▶ _Requirements_: Below is a listing; write it out exactly and drop any images from it.

▶ _Data entries_:
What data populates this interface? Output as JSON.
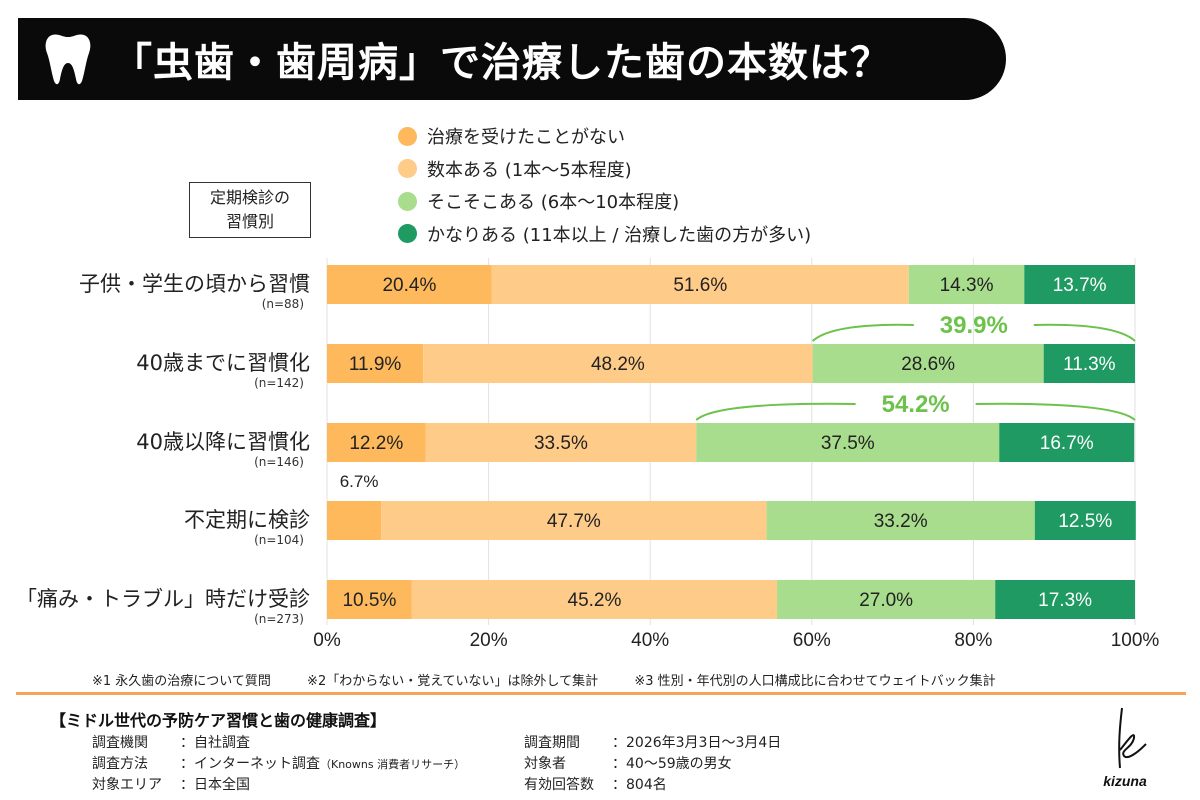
{
  "title": "「虫歯・歯周病」で治療した歯の本数は？",
  "title_icon": "tooth-icon",
  "group_label": [
    "定期検診の",
    "習慣別"
  ],
  "chart_data": {
    "type": "bar",
    "orientation": "horizontal",
    "stacked": true,
    "xlim": [
      0,
      100
    ],
    "x_ticks": [
      "0%",
      "20%",
      "40%",
      "60%",
      "80%",
      "100%"
    ],
    "grid": true,
    "legend_position": "top",
    "categories": [
      {
        "label": "子供・学生の頃から習慣",
        "n": "(n=88)"
      },
      {
        "label": "40歳までに習慣化",
        "n": "(n=142)"
      },
      {
        "label": "40歳以降に習慣化",
        "n": "(n=146)"
      },
      {
        "label": "不定期に検診",
        "n": "(n=104)"
      },
      {
        "label": "「痛み・トラブル」時だけ受診",
        "n": "(n=273)"
      }
    ],
    "series": [
      {
        "name": "治療を受けたことがない",
        "color": "#FDB95C",
        "values": [
          20.4,
          11.9,
          12.2,
          6.7,
          10.5
        ]
      },
      {
        "name": "数本ある (1本〜5本程度)",
        "color": "#FECB88",
        "values": [
          51.6,
          48.2,
          33.5,
          47.7,
          45.2
        ]
      },
      {
        "name": "そこそこある (6本〜10本程度)",
        "color": "#A9DD8E",
        "values": [
          14.3,
          28.6,
          37.5,
          33.2,
          27.0
        ]
      },
      {
        "name": "かなりある (11本以上 / 治療した歯の方が多い)",
        "color": "#1E9A62",
        "values": [
          13.7,
          11.3,
          16.7,
          12.5,
          17.3
        ]
      }
    ],
    "annotations": [
      {
        "row": 1,
        "from_series": 2,
        "label": "39.9%",
        "color": "#6CC24A"
      },
      {
        "row": 2,
        "from_series": 2,
        "label": "54.2%",
        "color": "#6CC24A"
      }
    ]
  },
  "notes": [
    "※1 永久歯の治療について質問",
    "※2「わからない・覚えていない」は除外して集計",
    "※3 性別・年代別の人口構成比に合わせてウェイトバック集計"
  ],
  "survey": {
    "title": "【ミドル世代の予防ケア習慣と歯の健康調査】",
    "left": [
      {
        "k": "調査機関",
        "v": "：自社調査"
      },
      {
        "k": "調査方法",
        "v": "：インターネット調査",
        "small": "（Knowns 消費者リサーチ）"
      },
      {
        "k": "対象エリア",
        "v": "：日本全国"
      }
    ],
    "right": [
      {
        "k": "調査期間",
        "v": "：2026年3月3日〜3月4日"
      },
      {
        "k": "対象者",
        "v": "：40〜59歳の男女"
      },
      {
        "k": "有効回答数",
        "v": "：804名"
      }
    ]
  },
  "logo_text": "kizuna"
}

▶ _Solution to the exercise_:
What data populates this interface? Output as JSON.
{
  "title": "「虫歯・歯周病」で治療した歯の本数は？",
  "title_icon": "tooth-icon",
  "group_label": [
    "定期検診の",
    "習慣別"
  ],
  "chart_data": {
    "type": "bar",
    "orientation": "horizontal",
    "stacked": true,
    "xlim": [
      0,
      100
    ],
    "x_ticks": [
      "0%",
      "20%",
      "40%",
      "60%",
      "80%",
      "100%"
    ],
    "grid": true,
    "legend_position": "top",
    "categories": [
      {
        "label": "子供・学生の頃から習慣",
        "n": "(n=88)"
      },
      {
        "label": "40歳までに習慣化",
        "n": "(n=142)"
      },
      {
        "label": "40歳以降に習慣化",
        "n": "(n=146)"
      },
      {
        "label": "不定期に検診",
        "n": "(n=104)"
      },
      {
        "label": "「痛み・トラブル」時だけ受診",
        "n": "(n=273)"
      }
    ],
    "series": [
      {
        "name": "治療を受けたことがない",
        "color": "#FDB95C",
        "values": [
          20.4,
          11.9,
          12.2,
          6.7,
          10.5
        ]
      },
      {
        "name": "数本ある (1本〜5本程度)",
        "color": "#FECB88",
        "values": [
          51.6,
          48.2,
          33.5,
          47.7,
          45.2
        ]
      },
      {
        "name": "そこそこある (6本〜10本程度)",
        "color": "#A9DD8E",
        "values": [
          14.3,
          28.6,
          37.5,
          33.2,
          27.0
        ]
      },
      {
        "name": "かなりある (11本以上 / 治療した歯の方が多い)",
        "color": "#1E9A62",
        "values": [
          13.7,
          11.3,
          16.7,
          12.5,
          17.3
        ]
      }
    ],
    "annotations": [
      {
        "row": 1,
        "from_series": 2,
        "label": "39.9%",
        "color": "#6CC24A"
      },
      {
        "row": 2,
        "from_series": 2,
        "label": "54.2%",
        "color": "#6CC24A"
      }
    ]
  },
  "notes": [
    "※1 永久歯の治療について質問",
    "※2「わからない・覚えていない」は除外して集計",
    "※3 性別・年代別の人口構成比に合わせてウェイトバック集計"
  ],
  "survey": {
    "title": "【ミドル世代の予防ケア習慣と歯の健康調査】",
    "left": [
      {
        "k": "調査機関",
        "v": "：自社調査"
      },
      {
        "k": "調査方法",
        "v": "：インターネット調査",
        "small": "（Knowns 消費者リサーチ）"
      },
      {
        "k": "対象エリア",
        "v": "：日本全国"
      }
    ],
    "right": [
      {
        "k": "調査期間",
        "v": "：2026年3月3日〜3月4日"
      },
      {
        "k": "対象者",
        "v": "：40〜59歳の男女"
      },
      {
        "k": "有効回答数",
        "v": "：804名"
      }
    ]
  },
  "logo_text": "kizuna"
}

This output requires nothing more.